■ Short exercise: Locate the lines that hold the string "treehouse". Copy every such line.

■ Data rows:
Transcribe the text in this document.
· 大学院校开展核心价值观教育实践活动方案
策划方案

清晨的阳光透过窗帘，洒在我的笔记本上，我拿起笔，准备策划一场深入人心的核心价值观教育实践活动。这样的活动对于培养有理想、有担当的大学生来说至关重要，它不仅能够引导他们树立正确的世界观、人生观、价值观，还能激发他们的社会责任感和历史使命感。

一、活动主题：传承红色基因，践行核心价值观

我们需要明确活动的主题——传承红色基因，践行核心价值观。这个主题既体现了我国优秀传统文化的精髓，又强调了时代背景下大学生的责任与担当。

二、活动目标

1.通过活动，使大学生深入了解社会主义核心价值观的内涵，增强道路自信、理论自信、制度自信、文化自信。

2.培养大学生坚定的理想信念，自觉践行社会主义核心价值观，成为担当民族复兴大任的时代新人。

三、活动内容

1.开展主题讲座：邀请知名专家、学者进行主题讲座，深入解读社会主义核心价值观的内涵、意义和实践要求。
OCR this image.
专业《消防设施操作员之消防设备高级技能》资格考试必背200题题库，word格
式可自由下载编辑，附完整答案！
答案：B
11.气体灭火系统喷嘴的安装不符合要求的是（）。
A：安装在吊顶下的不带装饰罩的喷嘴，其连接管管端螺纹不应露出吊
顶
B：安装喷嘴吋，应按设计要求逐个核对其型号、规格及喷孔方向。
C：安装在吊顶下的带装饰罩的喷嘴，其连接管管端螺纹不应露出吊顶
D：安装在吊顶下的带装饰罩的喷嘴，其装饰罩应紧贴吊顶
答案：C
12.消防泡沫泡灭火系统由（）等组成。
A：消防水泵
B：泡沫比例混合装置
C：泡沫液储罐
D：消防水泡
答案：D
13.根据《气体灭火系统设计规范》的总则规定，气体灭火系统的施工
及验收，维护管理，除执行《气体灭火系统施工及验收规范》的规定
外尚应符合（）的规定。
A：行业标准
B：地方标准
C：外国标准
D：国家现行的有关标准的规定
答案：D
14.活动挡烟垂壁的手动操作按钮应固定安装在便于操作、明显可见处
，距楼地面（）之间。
==
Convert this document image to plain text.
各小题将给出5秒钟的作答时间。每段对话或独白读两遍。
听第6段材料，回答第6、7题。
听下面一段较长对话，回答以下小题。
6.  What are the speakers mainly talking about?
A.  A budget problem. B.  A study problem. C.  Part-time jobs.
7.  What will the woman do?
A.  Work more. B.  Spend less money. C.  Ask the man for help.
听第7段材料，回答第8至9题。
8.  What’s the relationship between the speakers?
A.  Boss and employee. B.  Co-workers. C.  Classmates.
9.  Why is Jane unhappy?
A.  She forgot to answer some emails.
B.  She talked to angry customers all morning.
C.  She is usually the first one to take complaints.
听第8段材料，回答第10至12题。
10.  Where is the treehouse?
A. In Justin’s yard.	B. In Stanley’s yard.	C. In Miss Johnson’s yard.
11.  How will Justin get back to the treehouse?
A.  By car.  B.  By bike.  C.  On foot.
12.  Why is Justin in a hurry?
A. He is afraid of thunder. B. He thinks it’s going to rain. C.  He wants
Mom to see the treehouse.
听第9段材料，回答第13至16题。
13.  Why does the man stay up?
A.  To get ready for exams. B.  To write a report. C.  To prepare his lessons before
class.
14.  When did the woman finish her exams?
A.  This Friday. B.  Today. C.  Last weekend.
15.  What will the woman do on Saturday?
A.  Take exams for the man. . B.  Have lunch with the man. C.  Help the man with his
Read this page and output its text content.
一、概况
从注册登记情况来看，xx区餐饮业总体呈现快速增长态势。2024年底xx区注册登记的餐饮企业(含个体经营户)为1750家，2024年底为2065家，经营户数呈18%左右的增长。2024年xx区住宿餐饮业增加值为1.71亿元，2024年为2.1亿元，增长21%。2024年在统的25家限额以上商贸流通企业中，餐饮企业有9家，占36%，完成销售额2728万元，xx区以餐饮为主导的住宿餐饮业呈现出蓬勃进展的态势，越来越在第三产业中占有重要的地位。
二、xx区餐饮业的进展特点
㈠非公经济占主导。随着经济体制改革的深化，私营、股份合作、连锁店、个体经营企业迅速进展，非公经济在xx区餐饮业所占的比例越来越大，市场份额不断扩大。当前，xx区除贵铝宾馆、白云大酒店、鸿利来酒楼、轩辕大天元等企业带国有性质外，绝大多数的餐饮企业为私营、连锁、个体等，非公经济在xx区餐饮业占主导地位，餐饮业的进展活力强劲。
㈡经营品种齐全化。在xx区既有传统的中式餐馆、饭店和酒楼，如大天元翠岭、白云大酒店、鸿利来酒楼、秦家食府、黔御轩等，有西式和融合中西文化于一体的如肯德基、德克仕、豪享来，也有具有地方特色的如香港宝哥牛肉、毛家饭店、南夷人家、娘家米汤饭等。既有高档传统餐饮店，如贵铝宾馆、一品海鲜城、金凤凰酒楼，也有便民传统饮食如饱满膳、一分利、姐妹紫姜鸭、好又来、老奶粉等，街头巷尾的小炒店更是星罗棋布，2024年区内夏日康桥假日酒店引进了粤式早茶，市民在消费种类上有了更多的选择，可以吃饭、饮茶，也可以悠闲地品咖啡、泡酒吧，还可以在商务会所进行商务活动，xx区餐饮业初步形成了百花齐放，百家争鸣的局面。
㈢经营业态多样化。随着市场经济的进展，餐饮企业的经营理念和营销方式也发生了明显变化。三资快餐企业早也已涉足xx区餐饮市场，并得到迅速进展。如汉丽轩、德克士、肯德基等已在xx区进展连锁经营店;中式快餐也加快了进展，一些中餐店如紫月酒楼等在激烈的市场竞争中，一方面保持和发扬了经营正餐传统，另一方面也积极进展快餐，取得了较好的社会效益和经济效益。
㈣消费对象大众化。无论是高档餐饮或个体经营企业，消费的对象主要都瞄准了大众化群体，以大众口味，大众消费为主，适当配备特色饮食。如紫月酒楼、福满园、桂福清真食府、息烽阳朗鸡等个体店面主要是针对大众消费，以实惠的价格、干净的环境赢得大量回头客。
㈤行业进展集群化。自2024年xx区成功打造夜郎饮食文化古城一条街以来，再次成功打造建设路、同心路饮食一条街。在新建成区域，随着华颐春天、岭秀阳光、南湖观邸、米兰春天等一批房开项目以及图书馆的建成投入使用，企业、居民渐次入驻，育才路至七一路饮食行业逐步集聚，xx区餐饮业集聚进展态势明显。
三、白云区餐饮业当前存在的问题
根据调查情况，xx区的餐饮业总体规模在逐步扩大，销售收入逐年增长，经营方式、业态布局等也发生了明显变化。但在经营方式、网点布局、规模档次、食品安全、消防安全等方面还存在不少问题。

■ Answer in full:
10.  Where is the treehouse?
11.  How will Justin get back to the treehouse?
Mom to see the treehouse.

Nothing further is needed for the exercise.